··· ENTRIES PROVIDED ···

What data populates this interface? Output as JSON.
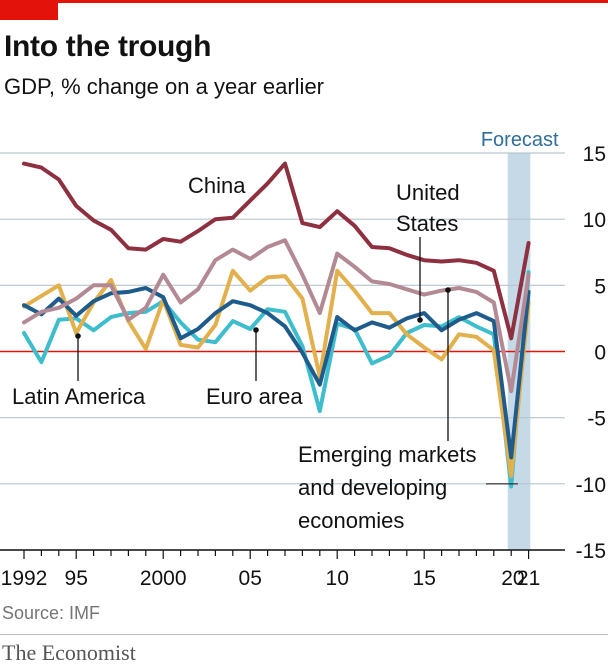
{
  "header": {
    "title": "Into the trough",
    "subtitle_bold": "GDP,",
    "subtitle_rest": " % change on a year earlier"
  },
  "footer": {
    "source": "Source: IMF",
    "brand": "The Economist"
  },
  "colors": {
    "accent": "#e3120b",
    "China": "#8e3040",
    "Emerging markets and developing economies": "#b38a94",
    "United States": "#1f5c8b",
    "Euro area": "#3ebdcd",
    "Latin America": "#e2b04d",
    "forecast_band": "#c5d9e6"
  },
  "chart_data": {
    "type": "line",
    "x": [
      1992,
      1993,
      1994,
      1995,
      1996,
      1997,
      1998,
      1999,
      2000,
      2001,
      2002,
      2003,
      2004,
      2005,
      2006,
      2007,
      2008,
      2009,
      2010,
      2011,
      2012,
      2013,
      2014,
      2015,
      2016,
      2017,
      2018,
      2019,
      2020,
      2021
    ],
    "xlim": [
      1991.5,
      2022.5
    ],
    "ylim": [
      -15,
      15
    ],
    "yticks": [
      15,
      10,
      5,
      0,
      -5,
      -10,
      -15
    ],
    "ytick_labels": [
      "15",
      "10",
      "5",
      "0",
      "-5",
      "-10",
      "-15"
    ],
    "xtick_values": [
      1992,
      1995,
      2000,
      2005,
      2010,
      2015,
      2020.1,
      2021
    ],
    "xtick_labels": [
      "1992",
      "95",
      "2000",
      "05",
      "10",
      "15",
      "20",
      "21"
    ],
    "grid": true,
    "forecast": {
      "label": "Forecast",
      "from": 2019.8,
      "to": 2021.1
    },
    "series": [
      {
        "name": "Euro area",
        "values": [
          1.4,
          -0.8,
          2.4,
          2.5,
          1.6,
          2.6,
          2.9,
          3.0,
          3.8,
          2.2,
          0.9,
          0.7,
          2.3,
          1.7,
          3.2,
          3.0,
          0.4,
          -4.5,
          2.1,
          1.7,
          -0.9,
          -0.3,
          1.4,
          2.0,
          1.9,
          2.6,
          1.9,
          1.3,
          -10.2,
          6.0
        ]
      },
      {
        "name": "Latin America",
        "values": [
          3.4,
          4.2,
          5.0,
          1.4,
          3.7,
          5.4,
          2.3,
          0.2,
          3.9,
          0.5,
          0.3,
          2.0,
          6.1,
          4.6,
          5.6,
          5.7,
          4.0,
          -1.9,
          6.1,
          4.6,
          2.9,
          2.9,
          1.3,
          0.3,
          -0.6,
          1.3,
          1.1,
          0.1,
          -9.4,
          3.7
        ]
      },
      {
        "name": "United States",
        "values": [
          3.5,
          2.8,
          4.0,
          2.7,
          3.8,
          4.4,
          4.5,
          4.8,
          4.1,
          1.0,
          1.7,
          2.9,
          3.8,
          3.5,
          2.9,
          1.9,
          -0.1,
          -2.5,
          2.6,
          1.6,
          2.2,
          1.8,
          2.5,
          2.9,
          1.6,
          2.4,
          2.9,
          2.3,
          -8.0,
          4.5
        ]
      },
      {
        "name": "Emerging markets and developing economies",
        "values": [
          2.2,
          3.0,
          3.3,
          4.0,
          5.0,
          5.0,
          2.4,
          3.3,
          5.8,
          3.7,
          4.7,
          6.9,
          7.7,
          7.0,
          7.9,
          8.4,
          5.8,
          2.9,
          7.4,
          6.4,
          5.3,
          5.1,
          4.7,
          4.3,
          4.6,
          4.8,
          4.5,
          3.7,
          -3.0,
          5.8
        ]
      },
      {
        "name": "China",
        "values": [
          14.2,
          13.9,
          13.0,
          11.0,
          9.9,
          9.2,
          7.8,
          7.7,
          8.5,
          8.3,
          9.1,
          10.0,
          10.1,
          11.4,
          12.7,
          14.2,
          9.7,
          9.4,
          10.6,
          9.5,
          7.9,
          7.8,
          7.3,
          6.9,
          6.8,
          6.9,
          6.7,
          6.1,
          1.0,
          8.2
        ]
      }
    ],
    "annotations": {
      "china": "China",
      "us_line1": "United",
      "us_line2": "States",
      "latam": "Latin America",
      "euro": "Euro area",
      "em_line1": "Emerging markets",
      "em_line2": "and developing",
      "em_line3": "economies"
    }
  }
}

···

> TASK PROMPT: Output a faithful copy of the data, with each picture left out.

> THE ANSWER:
What data populates this interface? Output as JSON.
{
  "header": {
    "title": "Into the trough",
    "subtitle_bold": "GDP,",
    "subtitle_rest": " % change on a year earlier"
  },
  "footer": {
    "source": "Source: IMF",
    "brand": "The Economist"
  },
  "colors": {
    "accent": "#e3120b",
    "China": "#8e3040",
    "Emerging markets and developing economies": "#b38a94",
    "United States": "#1f5c8b",
    "Euro area": "#3ebdcd",
    "Latin America": "#e2b04d",
    "forecast_band": "#c5d9e6"
  },
  "chart_data": {
    "type": "line",
    "x": [
      1992,
      1993,
      1994,
      1995,
      1996,
      1997,
      1998,
      1999,
      2000,
      2001,
      2002,
      2003,
      2004,
      2005,
      2006,
      2007,
      2008,
      2009,
      2010,
      2011,
      2012,
      2013,
      2014,
      2015,
      2016,
      2017,
      2018,
      2019,
      2020,
      2021
    ],
    "xlim": [
      1991.5,
      2022.5
    ],
    "ylim": [
      -15,
      15
    ],
    "yticks": [
      15,
      10,
      5,
      0,
      -5,
      -10,
      -15
    ],
    "ytick_labels": [
      "15",
      "10",
      "5",
      "0",
      "-5",
      "-10",
      "-15"
    ],
    "xtick_values": [
      1992,
      1995,
      2000,
      2005,
      2010,
      2015,
      2020.1,
      2021
    ],
    "xtick_labels": [
      "1992",
      "95",
      "2000",
      "05",
      "10",
      "15",
      "20",
      "21"
    ],
    "grid": true,
    "forecast": {
      "label": "Forecast",
      "from": 2019.8,
      "to": 2021.1
    },
    "series": [
      {
        "name": "Euro area",
        "values": [
          1.4,
          -0.8,
          2.4,
          2.5,
          1.6,
          2.6,
          2.9,
          3.0,
          3.8,
          2.2,
          0.9,
          0.7,
          2.3,
          1.7,
          3.2,
          3.0,
          0.4,
          -4.5,
          2.1,
          1.7,
          -0.9,
          -0.3,
          1.4,
          2.0,
          1.9,
          2.6,
          1.9,
          1.3,
          -10.2,
          6.0
        ]
      },
      {
        "name": "Latin America",
        "values": [
          3.4,
          4.2,
          5.0,
          1.4,
          3.7,
          5.4,
          2.3,
          0.2,
          3.9,
          0.5,
          0.3,
          2.0,
          6.1,
          4.6,
          5.6,
          5.7,
          4.0,
          -1.9,
          6.1,
          4.6,
          2.9,
          2.9,
          1.3,
          0.3,
          -0.6,
          1.3,
          1.1,
          0.1,
          -9.4,
          3.7
        ]
      },
      {
        "name": "United States",
        "values": [
          3.5,
          2.8,
          4.0,
          2.7,
          3.8,
          4.4,
          4.5,
          4.8,
          4.1,
          1.0,
          1.7,
          2.9,
          3.8,
          3.5,
          2.9,
          1.9,
          -0.1,
          -2.5,
          2.6,
          1.6,
          2.2,
          1.8,
          2.5,
          2.9,
          1.6,
          2.4,
          2.9,
          2.3,
          -8.0,
          4.5
        ]
      },
      {
        "name": "Emerging markets and developing economies",
        "values": [
          2.2,
          3.0,
          3.3,
          4.0,
          5.0,
          5.0,
          2.4,
          3.3,
          5.8,
          3.7,
          4.7,
          6.9,
          7.7,
          7.0,
          7.9,
          8.4,
          5.8,
          2.9,
          7.4,
          6.4,
          5.3,
          5.1,
          4.7,
          4.3,
          4.6,
          4.8,
          4.5,
          3.7,
          -3.0,
          5.8
        ]
      },
      {
        "name": "China",
        "values": [
          14.2,
          13.9,
          13.0,
          11.0,
          9.9,
          9.2,
          7.8,
          7.7,
          8.5,
          8.3,
          9.1,
          10.0,
          10.1,
          11.4,
          12.7,
          14.2,
          9.7,
          9.4,
          10.6,
          9.5,
          7.9,
          7.8,
          7.3,
          6.9,
          6.8,
          6.9,
          6.7,
          6.1,
          1.0,
          8.2
        ]
      }
    ],
    "annotations": {
      "china": "China",
      "us_line1": "United",
      "us_line2": "States",
      "latam": "Latin America",
      "euro": "Euro area",
      "em_line1": "Emerging markets",
      "em_line2": "and developing",
      "em_line3": "economies"
    }
  }
}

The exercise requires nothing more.